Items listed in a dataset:
--- Begin ---

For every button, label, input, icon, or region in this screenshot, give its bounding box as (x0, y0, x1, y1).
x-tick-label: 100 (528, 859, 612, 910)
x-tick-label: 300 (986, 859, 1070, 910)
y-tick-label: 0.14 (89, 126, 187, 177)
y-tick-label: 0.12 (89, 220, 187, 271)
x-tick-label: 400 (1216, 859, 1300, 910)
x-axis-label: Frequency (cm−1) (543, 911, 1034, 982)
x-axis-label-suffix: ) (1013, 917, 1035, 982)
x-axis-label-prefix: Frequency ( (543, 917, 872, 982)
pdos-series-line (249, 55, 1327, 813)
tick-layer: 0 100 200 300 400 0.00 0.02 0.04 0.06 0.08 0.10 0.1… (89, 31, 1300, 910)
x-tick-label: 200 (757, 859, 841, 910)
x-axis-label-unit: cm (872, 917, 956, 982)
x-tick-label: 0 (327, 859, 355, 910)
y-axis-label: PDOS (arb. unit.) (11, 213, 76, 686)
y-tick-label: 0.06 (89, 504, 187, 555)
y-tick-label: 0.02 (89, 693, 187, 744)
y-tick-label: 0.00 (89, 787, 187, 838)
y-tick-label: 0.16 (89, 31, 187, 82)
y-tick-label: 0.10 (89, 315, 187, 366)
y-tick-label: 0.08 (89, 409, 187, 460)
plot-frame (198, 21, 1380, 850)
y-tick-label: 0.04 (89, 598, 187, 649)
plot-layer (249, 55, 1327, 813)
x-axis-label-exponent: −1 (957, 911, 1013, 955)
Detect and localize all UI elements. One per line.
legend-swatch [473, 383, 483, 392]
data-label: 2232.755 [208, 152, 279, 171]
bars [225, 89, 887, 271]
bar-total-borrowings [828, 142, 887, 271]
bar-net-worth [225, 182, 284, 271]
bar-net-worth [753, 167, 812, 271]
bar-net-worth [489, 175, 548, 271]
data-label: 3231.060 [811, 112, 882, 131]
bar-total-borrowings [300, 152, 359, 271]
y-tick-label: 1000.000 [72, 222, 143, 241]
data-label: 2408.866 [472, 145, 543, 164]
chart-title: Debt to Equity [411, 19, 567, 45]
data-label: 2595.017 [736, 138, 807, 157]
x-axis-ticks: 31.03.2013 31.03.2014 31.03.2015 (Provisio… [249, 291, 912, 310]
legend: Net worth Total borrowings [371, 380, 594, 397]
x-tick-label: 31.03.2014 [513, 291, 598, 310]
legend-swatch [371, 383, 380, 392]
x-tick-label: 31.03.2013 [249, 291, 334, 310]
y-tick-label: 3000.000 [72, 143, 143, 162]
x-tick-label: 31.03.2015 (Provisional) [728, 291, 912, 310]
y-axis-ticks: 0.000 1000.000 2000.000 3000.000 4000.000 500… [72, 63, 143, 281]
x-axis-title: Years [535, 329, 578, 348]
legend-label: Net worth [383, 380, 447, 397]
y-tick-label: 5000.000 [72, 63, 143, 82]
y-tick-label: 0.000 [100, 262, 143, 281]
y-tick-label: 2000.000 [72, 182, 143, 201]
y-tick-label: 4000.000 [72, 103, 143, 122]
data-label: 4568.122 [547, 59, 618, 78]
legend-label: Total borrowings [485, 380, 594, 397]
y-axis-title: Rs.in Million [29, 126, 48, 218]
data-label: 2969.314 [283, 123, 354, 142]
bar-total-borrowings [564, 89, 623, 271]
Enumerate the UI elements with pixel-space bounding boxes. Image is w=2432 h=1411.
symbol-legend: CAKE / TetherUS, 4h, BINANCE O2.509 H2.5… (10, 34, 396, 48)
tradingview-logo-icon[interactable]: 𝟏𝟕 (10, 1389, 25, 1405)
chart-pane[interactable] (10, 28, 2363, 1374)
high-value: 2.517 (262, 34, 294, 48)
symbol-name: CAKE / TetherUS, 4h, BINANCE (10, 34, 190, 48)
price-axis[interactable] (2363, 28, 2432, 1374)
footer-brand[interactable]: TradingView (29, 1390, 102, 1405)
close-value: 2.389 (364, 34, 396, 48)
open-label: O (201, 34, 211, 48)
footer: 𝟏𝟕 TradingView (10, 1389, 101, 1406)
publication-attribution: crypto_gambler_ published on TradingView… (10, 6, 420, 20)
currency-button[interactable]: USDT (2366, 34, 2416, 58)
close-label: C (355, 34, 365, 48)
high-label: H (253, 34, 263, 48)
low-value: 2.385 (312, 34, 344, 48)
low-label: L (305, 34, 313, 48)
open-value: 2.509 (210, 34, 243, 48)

--- End ---

→ **WHAT THE EXERCISE ASKS**
Please reproduce every one of these items line for line, with no changes.

→ **EXERCISE SOLUTION**
For every button, label, input, icon, or region in this screenshot, give its bounding box as (x0, y0, x1, y1).
x-tick-label: 100 (528, 859, 612, 910)
x-tick-label: 300 (986, 859, 1070, 910)
y-tick-label: 0.14 (89, 126, 187, 177)
y-tick-label: 0.12 (89, 220, 187, 271)
x-tick-label: 400 (1216, 859, 1300, 910)
x-axis-label: Frequency (cm−1) (543, 911, 1034, 982)
x-axis-label-suffix: ) (1013, 917, 1035, 982)
x-axis-label-prefix: Frequency ( (543, 917, 872, 982)
pdos-series-line (249, 55, 1327, 813)
tick-layer: 0 100 200 300 400 0.00 0.02 0.04 0.06 0.08 0.10 0.1… (89, 31, 1300, 910)
x-tick-label: 200 (757, 859, 841, 910)
x-axis-label-unit: cm (872, 917, 956, 982)
x-tick-label: 0 (327, 859, 355, 910)
y-axis-label: PDOS (arb. unit.) (11, 213, 76, 686)
y-tick-label: 0.06 (89, 504, 187, 555)
y-tick-label: 0.02 (89, 693, 187, 744)
y-tick-label: 0.00 (89, 787, 187, 838)
y-tick-label: 0.16 (89, 31, 187, 82)
y-tick-label: 0.10 (89, 315, 187, 366)
y-tick-label: 0.08 (89, 409, 187, 460)
plot-frame (198, 21, 1380, 850)
y-tick-label: 0.04 (89, 598, 187, 649)
plot-layer (249, 55, 1327, 813)
x-axis-label-exponent: −1 (957, 911, 1013, 955)
Detect and localize all UI elements. One per line.
legend-swatch [473, 383, 483, 392]
data-label: 2232.755 [208, 152, 279, 171]
bars [225, 89, 887, 271]
bar-total-borrowings [828, 142, 887, 271]
bar-net-worth [225, 182, 284, 271]
bar-net-worth [753, 167, 812, 271]
bar-net-worth [489, 175, 548, 271]
data-label: 3231.060 [811, 112, 882, 131]
bar-total-borrowings [300, 152, 359, 271]
y-tick-label: 1000.000 [72, 222, 143, 241]
data-label: 2408.866 [472, 145, 543, 164]
chart-title: Debt to Equity [411, 19, 567, 45]
data-label: 2595.017 [736, 138, 807, 157]
x-axis-ticks: 31.03.2013 31.03.2014 31.03.2015 (Provisio… [249, 291, 912, 310]
legend: Net worth Total borrowings [371, 380, 594, 397]
x-tick-label: 31.03.2014 [513, 291, 598, 310]
legend-swatch [371, 383, 380, 392]
x-tick-label: 31.03.2013 [249, 291, 334, 310]
y-tick-label: 3000.000 [72, 143, 143, 162]
x-tick-label: 31.03.2015 (Provisional) [728, 291, 912, 310]
y-axis-ticks: 0.000 1000.000 2000.000 3000.000 4000.000 500… [72, 63, 143, 281]
x-axis-title: Years [535, 329, 578, 348]
legend-label: Net worth [383, 380, 447, 397]
y-tick-label: 5000.000 [72, 63, 143, 82]
y-tick-label: 0.000 [100, 262, 143, 281]
y-tick-label: 2000.000 [72, 182, 143, 201]
y-tick-label: 4000.000 [72, 103, 143, 122]
data-label: 4568.122 [547, 59, 618, 78]
legend-label: Total borrowings [485, 380, 594, 397]
y-axis-title: Rs.in Million [29, 126, 48, 218]
data-label: 2969.314 [283, 123, 354, 142]
bar-total-borrowings [564, 89, 623, 271]
Enumerate the UI elements with pixel-space bounding boxes. Image is w=2432 h=1411.
symbol-legend: CAKE / TetherUS, 4h, BINANCE O2.509 H2.5… (10, 34, 396, 48)
tradingview-logo-icon[interactable]: 𝟏𝟕 (10, 1389, 25, 1405)
chart-pane[interactable] (10, 28, 2363, 1374)
high-value: 2.517 (262, 34, 294, 48)
symbol-name: CAKE / TetherUS, 4h, BINANCE (10, 34, 190, 48)
price-axis[interactable] (2363, 28, 2432, 1374)
footer-brand[interactable]: TradingView (29, 1390, 102, 1405)
close-value: 2.389 (364, 34, 396, 48)
open-label: O (201, 34, 211, 48)
footer: 𝟏𝟕 TradingView (10, 1389, 101, 1406)
publication-attribution: crypto_gambler_ published on TradingView… (10, 6, 420, 20)
currency-button[interactable]: USDT (2366, 34, 2416, 58)
close-label: C (355, 34, 365, 48)
high-label: H (253, 34, 263, 48)
low-value: 2.385 (312, 34, 344, 48)
low-label: L (305, 34, 313, 48)
open-value: 2.509 (210, 34, 243, 48)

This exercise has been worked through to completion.